**Отрывок**

-*-

Когда Ленин с Крупской переехали в Москву, то первые две недели прожили в гостинице «Националь», потом обосновались в Кремле. Сначала в Кавалерском корпусе, где за семьей ухаживали кремлевские служащие. Потом им подобрали бывшую прокурорскую квартиру на третьем этаже большого здания судебных установлений, в конце коридора, где находились и зал заседаний Совнаркома, и служебный кабинет главы правительства.
Как писал сам Владимир Ильич, квартира — «размером четыре комнаты, кухня, комната для прислуги (семья — 3 человека плюс 1 прислуга)». Всем — Владимиру Ильичу, Надежде Константиновне и Марии Ильиничне — досталось по комнате. Еще одну — проходную — сделали столовой. Но обычно ели в кухне. Владимир Ильич любил, когда ему готовили грибы, баклажаны, паштеты, бефстроганов.
Прислуга, упомянутая Лениным, — это Саша Сысоева, которая долго жила в семье вождя и вела хозяйство. Она была двоюродной сестрой известного некогда революционера Ивана Бабушкина, ученика Крупской в вечерней воскресной школе.
Мария Ильинична Ульянова получила комнату рядом со столовой. После Февральской революции она приняла участие в издании «Правды» и стала ответственным секретарем. Редактором «Правды» был Николай Иванович Бухарин. Редакция разместилась в здании бывшей гостиницы «Дрезден» — напротив Моссовета на Скобелевской площади. В июне 1918 года правдисты перебрались на третий этаж флигеля во дворе дома 48 по Тверской улице, второй этаж заняла редакция «Известий».
Днем Ленин присылал за сестрой машину, и они обедали втроем. Свою жизнь Мария Ильинична посвятила брату, заботилась о нем не меньше жены: «С самых детских лет я испытывала к Владимиру Ильичу какое-то совсем особое чувство: горячую любовь вместе со своего рода поклонением, точно это было существо какого-то особого, высшего порядка».
Ленин не одобрял, когда Надежда Константиновна задерживалась у себя в наркомате. Отправлял за женой машину. Звонил ее секретарю:
— Верочка, гоните Надю домой, машину я послал.
Секретарь заходила в кабинет и начинала собирать ее портфель.
— Что, уже звонил? — спрашивала Крупская.
— Звонил, звонил, Надежда Константиновна. Машина сейчас придет.
Подниматься на третий этаж в свою квартиру при очень высоких кремлевских потолках Крупской было трудновато, ее больное сердце давало о себе знать. Ленин попросил устроить лифт. Он и сам очень уставал. В октябре 1917 года началась жизнь, к которой он совершенно не был подготовлен. Крупская всегда говорила: «Володя любит только тишину и чистоту». А после революции он оказался в центре настоящего смерча.
Прежде всего советская власть организовала своим вождям усиленное питание. 14 июня 1920 года Малый Совнарком утвердил «совнаркомовский паек». Ответственным работникам полагалось на месяц (в фунтах, один фунт — 400 граммов): сахара — четыре, муки ржаной — 20, мяса — 12, сыра или ветчины — четыре. Два куска мыла, 500 папирос и десять коробков спичек. Наркомам и членам политбюро — еще и красная и черная икра, сардины, яйца, колбаса, масло.

-*-

**Сохранённые данные**
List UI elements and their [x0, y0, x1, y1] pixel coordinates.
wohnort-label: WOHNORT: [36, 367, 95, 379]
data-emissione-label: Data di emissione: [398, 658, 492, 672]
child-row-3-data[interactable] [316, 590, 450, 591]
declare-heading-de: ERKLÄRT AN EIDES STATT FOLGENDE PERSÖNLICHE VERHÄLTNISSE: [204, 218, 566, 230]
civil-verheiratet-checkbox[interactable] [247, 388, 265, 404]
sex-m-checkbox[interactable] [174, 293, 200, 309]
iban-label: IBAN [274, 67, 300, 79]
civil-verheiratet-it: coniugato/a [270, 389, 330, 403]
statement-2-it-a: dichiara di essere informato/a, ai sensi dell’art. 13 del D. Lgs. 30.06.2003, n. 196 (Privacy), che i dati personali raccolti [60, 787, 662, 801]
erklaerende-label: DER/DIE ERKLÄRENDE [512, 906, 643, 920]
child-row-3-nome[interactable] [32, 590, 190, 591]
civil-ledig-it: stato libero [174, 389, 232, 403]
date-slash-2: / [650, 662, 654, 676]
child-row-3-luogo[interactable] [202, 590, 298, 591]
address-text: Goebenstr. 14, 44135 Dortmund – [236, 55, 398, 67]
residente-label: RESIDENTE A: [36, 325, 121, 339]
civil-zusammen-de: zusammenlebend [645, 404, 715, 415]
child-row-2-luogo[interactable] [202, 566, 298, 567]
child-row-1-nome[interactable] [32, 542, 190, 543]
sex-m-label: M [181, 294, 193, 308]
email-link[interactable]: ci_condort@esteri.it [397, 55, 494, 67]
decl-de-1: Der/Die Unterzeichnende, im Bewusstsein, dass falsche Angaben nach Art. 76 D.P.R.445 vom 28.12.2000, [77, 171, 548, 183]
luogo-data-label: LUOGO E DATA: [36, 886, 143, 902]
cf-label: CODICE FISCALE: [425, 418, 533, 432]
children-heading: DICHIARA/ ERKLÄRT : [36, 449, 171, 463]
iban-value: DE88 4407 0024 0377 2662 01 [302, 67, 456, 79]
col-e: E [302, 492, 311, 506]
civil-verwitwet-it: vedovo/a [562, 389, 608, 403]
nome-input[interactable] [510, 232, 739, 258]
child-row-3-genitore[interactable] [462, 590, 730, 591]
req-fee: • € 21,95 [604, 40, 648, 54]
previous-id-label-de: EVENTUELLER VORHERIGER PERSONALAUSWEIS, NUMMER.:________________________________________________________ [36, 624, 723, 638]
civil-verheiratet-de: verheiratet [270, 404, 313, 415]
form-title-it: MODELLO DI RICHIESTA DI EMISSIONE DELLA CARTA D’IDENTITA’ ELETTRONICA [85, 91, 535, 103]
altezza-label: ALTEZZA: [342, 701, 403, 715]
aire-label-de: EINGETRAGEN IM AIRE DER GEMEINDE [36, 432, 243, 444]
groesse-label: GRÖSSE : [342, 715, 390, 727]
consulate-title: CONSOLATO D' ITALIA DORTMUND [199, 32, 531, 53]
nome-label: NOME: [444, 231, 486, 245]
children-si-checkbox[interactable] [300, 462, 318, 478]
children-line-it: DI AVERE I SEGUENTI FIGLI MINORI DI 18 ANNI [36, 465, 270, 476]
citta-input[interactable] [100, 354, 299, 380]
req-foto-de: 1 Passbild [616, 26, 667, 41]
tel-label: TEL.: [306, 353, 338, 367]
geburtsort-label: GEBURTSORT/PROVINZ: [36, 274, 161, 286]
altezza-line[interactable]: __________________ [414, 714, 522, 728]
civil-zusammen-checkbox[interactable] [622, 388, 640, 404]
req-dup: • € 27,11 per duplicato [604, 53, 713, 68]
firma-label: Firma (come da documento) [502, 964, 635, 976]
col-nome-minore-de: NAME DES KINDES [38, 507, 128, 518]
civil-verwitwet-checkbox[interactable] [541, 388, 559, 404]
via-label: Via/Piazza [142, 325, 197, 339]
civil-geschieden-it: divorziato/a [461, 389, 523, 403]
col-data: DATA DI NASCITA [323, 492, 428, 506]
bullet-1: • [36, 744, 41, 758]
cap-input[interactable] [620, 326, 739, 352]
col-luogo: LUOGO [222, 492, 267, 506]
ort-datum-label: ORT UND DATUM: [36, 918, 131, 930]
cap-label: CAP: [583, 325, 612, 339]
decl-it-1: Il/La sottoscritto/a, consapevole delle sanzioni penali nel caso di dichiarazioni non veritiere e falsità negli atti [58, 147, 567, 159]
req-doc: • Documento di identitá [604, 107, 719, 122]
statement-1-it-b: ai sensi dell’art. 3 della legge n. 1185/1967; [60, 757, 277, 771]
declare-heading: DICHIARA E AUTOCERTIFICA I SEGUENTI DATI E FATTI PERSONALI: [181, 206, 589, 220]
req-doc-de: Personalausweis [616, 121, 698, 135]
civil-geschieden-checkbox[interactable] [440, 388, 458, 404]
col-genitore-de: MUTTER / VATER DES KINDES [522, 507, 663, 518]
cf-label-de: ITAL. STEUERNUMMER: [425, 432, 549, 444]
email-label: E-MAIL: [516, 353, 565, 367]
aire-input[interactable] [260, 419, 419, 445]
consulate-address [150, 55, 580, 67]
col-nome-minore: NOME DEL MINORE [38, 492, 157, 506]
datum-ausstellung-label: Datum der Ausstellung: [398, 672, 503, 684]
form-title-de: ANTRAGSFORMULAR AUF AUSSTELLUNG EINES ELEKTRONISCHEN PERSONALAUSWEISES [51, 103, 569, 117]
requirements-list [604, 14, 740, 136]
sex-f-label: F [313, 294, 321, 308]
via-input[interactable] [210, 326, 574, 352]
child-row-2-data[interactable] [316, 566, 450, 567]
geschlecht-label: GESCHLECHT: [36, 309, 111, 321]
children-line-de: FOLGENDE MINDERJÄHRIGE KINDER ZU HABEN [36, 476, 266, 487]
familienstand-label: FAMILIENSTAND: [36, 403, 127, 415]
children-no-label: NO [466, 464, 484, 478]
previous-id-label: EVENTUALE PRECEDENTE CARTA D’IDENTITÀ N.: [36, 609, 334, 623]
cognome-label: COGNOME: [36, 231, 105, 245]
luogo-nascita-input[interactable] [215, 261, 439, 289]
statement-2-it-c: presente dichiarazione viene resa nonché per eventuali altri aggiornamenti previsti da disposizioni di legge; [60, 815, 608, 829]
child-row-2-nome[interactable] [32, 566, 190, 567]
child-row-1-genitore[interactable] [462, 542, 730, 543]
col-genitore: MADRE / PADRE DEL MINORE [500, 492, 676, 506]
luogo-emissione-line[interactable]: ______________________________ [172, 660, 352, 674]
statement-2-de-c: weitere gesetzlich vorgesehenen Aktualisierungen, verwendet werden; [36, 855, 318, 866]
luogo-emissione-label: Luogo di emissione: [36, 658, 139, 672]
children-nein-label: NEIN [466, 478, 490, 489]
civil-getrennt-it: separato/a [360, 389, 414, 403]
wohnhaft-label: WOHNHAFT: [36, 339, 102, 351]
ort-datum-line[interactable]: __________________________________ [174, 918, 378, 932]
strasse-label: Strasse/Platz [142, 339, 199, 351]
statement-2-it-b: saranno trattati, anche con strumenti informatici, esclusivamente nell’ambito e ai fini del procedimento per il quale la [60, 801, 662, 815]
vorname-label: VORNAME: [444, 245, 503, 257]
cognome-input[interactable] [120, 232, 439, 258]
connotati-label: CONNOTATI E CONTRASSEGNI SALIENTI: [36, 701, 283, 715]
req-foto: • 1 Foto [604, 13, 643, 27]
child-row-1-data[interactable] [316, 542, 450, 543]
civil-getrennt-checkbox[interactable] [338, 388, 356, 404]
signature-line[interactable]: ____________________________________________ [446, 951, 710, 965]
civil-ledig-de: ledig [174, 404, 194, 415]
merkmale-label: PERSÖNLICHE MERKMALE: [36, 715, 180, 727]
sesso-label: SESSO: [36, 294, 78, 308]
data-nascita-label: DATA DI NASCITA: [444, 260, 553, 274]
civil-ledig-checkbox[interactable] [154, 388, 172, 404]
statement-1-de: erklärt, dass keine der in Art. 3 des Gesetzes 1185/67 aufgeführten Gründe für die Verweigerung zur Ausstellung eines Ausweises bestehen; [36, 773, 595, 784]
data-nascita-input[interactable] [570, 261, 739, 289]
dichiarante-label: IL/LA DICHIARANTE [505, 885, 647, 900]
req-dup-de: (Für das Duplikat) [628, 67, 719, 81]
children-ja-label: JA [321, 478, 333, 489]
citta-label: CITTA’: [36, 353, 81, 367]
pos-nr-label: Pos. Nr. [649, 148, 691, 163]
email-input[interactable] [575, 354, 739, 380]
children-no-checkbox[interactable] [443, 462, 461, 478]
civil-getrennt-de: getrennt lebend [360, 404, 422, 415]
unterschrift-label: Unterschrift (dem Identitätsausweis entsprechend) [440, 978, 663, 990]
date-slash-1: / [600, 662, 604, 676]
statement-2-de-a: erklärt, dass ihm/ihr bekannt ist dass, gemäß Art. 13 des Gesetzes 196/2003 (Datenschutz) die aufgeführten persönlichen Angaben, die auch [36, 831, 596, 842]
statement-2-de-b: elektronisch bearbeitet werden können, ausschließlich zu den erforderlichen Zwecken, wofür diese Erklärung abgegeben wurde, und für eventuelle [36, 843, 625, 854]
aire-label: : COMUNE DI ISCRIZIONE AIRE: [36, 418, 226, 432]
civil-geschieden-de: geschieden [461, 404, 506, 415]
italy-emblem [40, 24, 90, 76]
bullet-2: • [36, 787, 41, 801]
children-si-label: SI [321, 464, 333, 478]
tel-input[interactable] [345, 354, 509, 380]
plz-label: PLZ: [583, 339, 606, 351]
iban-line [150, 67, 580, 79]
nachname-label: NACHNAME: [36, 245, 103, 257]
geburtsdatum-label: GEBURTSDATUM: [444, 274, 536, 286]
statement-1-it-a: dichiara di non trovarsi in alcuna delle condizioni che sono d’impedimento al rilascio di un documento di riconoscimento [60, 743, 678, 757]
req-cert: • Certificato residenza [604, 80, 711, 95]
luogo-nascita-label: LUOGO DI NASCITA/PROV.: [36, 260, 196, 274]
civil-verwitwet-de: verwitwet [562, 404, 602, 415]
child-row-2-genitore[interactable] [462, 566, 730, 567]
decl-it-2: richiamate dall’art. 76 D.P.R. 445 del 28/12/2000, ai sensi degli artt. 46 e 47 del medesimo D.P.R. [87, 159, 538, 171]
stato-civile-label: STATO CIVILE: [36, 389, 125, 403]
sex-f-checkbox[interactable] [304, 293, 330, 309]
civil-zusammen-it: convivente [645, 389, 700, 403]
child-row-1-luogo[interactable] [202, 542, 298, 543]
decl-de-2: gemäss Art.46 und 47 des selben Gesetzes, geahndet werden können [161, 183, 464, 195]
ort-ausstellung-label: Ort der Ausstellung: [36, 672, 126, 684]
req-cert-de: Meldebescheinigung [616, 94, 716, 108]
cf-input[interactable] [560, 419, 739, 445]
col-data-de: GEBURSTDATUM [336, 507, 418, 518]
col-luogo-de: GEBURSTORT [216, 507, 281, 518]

-*-

**Задания**
a. Перепишите записи с самой первой строки по строку с "erklaerende-label: DER/DIE ERKLÄRENDE" включительно, переименовав "checkbox" в "toggle". Всё прочее оставьте без изменений.
b. Напишите, что следует дальше в отрывке о кремлёвском быте Ленина.

**Готовые ответы**
a.
List UI elements and their [x0, y0, x1, y1] pixel coordinates.
wohnort-label: WOHNORT: [36, 367, 95, 379]
data-emissione-label: Data di emissione: [398, 658, 492, 672]
child-row-3-data[interactable] [316, 590, 450, 591]
declare-heading-de: ERKLÄRT AN EIDES STATT FOLGENDE PERSÖNLICHE VERHÄLTNISSE: [204, 218, 566, 230]
civil-verheiratet-toggle[interactable] [247, 388, 265, 404]
sex-m-toggle[interactable] [174, 293, 200, 309]
iban-label: IBAN [274, 67, 300, 79]
civil-verheiratet-it: coniugato/a [270, 389, 330, 403]
statement-2-it-a: dichiara di essere informato/a, ai sensi dell’art. 13 del D. Lgs. 30.06.2003, n. 196 (Privacy), che i dati personali raccolti [60, 787, 662, 801]
erklaerende-label: DER/DIE ERKLÄRENDE [512, 906, 643, 920]

b.
Директор одной из крупных библиотек пишет в воспоминаниях, как побывала в кремлевской квартире Луначарского: «Я набралась храбрости и зашла в кабинет, где находились нарком с женой. Они сидели за письменным столом, на котором стояла большая плетеная корзинка со свежей клубникой. Из-за разрухи я уже несколько лет не видела клубники. А тут целая корзинка, да еще в апреле месяце!»
О том, что народ голодает, не задумывались. Беспокоились лишь о тех, кто был нужен. Ленин распорядился: «Поручить Наркомату продовольствия устроить особую лавку (склад) для продажи продуктов (и других вещей) иностранцам и коминтерновским приезжим… В лавке покупать смогут лишь по личным заборным книжкам только приезжие из-за границы, имеющие особые личные удостоверения».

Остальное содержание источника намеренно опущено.